## MATERIAL FOR THIS EXERCISE
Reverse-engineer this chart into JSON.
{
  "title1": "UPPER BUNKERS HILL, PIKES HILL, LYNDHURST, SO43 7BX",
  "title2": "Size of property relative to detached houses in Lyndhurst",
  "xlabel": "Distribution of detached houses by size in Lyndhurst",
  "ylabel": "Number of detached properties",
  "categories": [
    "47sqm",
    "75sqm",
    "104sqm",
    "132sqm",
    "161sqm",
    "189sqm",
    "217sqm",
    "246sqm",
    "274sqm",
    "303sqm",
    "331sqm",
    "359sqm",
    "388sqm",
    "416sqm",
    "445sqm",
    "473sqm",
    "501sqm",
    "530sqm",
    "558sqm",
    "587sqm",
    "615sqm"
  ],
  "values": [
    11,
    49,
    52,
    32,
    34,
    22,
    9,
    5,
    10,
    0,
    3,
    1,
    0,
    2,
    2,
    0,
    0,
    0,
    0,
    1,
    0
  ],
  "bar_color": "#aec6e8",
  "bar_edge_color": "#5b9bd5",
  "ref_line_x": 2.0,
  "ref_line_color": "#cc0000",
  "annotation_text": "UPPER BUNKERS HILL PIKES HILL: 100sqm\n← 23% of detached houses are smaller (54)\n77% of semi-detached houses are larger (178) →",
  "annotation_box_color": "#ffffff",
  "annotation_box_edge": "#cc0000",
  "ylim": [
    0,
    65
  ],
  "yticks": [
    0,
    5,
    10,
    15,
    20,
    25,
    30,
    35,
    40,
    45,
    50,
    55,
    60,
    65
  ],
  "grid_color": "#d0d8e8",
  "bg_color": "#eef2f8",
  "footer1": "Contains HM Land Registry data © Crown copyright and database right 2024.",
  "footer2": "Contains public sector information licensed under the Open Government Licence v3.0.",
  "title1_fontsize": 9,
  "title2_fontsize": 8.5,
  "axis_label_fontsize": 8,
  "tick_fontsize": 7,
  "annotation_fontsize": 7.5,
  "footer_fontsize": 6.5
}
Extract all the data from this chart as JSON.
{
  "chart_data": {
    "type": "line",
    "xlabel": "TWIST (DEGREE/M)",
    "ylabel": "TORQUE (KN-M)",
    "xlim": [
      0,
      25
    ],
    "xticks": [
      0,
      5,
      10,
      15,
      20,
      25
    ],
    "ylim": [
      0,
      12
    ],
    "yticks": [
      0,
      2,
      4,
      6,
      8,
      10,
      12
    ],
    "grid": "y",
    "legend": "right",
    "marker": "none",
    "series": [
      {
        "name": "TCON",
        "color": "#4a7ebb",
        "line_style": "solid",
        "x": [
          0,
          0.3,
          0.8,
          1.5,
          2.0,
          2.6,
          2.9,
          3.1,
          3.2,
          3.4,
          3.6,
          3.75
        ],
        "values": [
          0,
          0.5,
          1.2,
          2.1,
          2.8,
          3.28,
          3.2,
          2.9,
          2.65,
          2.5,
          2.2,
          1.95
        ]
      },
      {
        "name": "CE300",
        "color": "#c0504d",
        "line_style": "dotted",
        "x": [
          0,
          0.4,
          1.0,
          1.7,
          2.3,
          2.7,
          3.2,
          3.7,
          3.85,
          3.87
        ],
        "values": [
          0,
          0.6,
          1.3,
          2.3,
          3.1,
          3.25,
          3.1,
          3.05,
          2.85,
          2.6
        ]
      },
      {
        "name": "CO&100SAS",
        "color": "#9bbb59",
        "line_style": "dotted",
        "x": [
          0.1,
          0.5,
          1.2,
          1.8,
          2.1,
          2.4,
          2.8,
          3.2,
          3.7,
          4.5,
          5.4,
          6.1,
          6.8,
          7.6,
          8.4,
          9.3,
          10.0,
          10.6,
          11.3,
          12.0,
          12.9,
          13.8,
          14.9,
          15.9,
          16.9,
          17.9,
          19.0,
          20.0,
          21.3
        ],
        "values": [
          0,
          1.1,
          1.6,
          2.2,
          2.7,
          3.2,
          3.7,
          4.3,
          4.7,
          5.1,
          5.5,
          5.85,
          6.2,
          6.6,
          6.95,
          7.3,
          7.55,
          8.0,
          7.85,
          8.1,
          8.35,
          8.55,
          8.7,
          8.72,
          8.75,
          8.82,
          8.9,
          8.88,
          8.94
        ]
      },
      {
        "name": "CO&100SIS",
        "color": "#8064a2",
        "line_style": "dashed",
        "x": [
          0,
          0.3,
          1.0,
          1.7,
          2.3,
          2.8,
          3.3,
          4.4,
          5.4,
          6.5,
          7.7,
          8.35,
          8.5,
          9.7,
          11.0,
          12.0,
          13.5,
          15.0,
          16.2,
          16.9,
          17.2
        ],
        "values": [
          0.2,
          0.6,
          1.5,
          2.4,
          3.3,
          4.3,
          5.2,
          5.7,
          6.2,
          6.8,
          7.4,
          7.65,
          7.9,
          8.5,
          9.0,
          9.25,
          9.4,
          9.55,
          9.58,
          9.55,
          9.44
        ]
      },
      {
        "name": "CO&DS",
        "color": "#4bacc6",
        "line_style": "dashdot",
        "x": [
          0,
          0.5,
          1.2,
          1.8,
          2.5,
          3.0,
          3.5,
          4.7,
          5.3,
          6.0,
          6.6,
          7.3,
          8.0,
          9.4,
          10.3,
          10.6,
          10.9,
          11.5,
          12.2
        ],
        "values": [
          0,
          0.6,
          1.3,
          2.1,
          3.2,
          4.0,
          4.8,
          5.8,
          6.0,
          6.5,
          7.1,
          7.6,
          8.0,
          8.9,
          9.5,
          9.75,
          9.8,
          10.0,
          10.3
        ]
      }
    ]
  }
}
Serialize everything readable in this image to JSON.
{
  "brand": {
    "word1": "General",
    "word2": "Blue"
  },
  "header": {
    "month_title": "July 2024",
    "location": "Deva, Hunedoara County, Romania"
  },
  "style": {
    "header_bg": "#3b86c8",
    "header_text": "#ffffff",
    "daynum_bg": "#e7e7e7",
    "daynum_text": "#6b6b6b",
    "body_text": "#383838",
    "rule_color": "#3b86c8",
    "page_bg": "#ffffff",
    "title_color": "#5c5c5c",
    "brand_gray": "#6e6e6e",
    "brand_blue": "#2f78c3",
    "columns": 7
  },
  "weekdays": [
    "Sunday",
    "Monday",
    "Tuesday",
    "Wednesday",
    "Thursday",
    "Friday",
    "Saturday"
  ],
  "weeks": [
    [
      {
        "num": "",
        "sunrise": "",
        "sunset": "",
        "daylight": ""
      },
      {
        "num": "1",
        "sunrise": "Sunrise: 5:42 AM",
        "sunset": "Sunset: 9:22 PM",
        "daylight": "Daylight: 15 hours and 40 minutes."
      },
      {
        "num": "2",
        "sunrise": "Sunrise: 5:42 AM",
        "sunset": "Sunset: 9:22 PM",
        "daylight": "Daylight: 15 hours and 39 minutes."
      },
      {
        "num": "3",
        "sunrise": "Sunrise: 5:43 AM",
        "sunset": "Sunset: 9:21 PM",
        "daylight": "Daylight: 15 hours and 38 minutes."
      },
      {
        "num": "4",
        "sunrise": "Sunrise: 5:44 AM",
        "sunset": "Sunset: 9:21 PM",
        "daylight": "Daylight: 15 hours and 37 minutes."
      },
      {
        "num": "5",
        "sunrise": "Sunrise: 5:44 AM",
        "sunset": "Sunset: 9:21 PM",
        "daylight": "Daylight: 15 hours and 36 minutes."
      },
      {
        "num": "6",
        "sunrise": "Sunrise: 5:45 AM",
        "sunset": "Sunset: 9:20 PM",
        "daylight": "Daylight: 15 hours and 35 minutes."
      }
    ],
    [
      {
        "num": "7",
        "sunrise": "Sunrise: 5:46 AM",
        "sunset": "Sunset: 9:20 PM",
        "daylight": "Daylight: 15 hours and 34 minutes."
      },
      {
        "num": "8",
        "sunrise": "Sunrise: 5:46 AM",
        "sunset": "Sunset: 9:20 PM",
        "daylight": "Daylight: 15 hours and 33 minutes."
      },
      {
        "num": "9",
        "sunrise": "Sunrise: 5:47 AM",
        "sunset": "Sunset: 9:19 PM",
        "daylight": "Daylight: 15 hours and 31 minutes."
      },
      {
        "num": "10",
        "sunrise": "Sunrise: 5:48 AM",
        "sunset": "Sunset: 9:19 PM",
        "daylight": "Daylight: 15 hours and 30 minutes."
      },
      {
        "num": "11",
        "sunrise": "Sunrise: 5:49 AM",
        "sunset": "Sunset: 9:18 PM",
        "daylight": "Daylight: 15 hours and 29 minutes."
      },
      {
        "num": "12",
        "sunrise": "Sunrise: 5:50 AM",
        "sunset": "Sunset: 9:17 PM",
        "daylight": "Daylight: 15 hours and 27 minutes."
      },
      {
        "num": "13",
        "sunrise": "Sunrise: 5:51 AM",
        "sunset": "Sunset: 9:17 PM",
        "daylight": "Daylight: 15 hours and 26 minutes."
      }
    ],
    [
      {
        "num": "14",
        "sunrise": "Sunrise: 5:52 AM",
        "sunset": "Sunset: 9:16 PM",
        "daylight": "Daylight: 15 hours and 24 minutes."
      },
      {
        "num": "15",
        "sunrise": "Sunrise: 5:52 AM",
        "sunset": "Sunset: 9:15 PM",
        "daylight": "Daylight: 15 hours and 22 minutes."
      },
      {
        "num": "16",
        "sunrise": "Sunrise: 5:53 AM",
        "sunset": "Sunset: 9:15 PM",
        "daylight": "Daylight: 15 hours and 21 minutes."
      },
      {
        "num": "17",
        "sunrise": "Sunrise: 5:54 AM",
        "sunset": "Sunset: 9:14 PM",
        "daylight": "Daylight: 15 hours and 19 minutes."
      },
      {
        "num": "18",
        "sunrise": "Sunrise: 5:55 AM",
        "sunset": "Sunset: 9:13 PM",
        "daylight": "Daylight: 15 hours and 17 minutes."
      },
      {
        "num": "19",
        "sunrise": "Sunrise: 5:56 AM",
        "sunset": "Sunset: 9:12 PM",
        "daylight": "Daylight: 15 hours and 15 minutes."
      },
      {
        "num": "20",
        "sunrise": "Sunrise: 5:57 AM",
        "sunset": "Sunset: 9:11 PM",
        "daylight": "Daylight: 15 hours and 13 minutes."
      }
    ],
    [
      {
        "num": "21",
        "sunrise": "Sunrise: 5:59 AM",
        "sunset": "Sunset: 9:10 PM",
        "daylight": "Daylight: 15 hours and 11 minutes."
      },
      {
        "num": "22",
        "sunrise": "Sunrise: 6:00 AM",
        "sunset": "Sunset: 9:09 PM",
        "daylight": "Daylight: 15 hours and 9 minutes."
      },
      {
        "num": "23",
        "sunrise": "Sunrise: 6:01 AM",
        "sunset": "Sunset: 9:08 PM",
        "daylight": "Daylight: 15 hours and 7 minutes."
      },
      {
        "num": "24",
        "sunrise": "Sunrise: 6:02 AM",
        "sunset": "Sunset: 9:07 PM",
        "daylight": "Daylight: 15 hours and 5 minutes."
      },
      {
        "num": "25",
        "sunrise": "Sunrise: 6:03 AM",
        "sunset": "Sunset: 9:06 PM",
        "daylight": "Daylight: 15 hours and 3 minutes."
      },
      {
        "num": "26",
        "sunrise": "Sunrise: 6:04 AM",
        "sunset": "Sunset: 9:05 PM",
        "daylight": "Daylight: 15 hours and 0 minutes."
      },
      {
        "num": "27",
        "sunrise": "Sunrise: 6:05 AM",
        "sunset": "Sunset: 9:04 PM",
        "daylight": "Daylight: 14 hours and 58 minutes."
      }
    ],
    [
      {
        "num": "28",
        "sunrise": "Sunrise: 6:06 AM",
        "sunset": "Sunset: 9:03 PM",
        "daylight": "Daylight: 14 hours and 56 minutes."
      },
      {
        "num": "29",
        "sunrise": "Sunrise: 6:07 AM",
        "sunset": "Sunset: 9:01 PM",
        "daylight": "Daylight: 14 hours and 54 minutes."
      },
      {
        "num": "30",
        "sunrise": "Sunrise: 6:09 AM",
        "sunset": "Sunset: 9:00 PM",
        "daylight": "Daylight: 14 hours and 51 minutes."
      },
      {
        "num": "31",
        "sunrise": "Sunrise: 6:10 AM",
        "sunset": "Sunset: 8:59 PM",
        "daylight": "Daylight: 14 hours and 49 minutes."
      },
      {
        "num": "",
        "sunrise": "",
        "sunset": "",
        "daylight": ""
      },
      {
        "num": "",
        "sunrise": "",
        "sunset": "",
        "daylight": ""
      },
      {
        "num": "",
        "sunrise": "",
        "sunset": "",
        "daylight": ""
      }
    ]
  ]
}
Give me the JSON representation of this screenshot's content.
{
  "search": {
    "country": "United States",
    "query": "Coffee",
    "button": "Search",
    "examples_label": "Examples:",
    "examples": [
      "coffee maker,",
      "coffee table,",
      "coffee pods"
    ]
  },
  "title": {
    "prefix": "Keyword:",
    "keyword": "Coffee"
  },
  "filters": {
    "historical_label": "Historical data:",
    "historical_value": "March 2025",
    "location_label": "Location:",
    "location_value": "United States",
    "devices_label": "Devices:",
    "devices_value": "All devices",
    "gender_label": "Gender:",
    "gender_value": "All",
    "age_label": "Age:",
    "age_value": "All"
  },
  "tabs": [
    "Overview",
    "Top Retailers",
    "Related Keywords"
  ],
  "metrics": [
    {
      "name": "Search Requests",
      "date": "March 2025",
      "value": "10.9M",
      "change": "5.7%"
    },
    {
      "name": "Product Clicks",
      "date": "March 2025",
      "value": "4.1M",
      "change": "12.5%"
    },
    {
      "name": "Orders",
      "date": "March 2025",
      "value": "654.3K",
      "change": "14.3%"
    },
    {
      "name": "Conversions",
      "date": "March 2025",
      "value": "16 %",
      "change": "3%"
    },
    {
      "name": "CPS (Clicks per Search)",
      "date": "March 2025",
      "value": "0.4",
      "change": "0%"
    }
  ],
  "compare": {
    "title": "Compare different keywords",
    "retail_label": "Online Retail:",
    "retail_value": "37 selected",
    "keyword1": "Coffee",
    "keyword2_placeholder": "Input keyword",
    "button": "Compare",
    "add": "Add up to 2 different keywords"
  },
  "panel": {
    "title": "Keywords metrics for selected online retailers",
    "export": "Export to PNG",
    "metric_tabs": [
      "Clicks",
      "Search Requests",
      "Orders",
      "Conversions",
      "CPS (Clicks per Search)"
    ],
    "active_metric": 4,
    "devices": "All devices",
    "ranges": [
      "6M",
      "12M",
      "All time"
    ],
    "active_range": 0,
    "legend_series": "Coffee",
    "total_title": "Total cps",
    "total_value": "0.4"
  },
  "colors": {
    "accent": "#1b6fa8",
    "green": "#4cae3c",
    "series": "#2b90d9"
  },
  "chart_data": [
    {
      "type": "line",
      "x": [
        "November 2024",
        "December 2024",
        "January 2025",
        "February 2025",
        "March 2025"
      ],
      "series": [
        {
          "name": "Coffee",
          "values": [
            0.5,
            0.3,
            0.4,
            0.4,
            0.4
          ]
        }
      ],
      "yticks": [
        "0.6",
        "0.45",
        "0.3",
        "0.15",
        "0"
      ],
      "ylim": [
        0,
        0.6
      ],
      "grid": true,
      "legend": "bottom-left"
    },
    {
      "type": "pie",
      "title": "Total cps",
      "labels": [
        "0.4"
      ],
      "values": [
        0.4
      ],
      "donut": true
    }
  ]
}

## YOUR TASK
Collect every line from the records above that contains the word "xlabel".

## RIGHT ANSWER
  "xlabel": "Distribution of detached houses by size in Lyndhurst",
    "xlabel": "TWIST (DEGREE/M)",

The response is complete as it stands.